WRITTEN TASK: Give a verbatim quotation of every record.

* START RECORDS SUPPLIED *

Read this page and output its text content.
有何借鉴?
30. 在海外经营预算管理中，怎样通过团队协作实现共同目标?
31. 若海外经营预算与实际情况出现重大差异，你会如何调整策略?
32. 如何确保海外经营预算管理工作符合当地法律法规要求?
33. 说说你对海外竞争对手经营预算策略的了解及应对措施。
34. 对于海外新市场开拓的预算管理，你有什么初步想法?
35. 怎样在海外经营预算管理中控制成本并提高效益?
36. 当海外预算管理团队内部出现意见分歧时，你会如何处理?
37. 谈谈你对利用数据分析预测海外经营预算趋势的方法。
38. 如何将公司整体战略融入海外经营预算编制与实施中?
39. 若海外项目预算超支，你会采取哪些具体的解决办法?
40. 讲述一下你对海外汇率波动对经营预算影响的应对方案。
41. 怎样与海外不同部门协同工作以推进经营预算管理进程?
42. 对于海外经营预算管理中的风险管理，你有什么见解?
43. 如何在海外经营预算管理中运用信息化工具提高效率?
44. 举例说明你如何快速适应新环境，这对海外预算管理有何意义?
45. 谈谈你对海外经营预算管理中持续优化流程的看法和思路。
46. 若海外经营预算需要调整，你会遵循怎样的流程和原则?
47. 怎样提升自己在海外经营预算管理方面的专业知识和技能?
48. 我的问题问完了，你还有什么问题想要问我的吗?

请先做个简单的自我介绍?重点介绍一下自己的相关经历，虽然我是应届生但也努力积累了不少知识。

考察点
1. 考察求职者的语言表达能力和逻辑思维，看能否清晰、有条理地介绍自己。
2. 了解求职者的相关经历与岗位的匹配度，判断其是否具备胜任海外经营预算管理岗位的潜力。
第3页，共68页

* END RECORDS SUPPLIED *

SOLUTION TO THIS EXERCISE:
Read this page and output its text content.
有何借鉴?
30. 在海外经营预算管理中，怎样通过团队协作实现共同目标?
31. 若海外经营预算与实际情况出现重大差异，你会如何调整策略?
32. 如何确保海外经营预算管理工作符合当地法律法规要求?
33. 说说你对海外竞争对手经营预算策略的了解及应对措施。
34. 对于海外新市场开拓的预算管理，你有什么初步想法?
35. 怎样在海外经营预算管理中控制成本并提高效益?
36. 当海外预算管理团队内部出现意见分歧时，你会如何处理?
37. 谈谈你对利用数据分析预测海外经营预算趋势的方法。
38. 如何将公司整体战略融入海外经营预算编制与实施中?
39. 若海外项目预算超支，你会采取哪些具体的解决办法?
40. 讲述一下你对海外汇率波动对经营预算影响的应对方案。
41. 怎样与海外不同部门协同工作以推进经营预算管理进程?
42. 对于海外经营预算管理中的风险管理，你有什么见解?
43. 如何在海外经营预算管理中运用信息化工具提高效率?
44. 举例说明你如何快速适应新环境，这对海外预算管理有何意义?
45. 谈谈你对海外经营预算管理中持续优化流程的看法和思路。
46. 若海外经营预算需要调整，你会遵循怎样的流程和原则?
47. 怎样提升自己在海外经营预算管理方面的专业知识和技能?
48. 我的问题问完了，你还有什么问题想要问我的吗?

请先做个简单的自我介绍?重点介绍一下自己的相关经历，虽然我是应届生但也努力积累了不少知识。

考察点
1. 考察求职者的语言表达能力和逻辑思维，看能否清晰、有条理地介绍自己。
2. 了解求职者的相关经历与岗位的匹配度，判断其是否具备胜任海外经营预算管理岗位的潜力。
第3页，共68页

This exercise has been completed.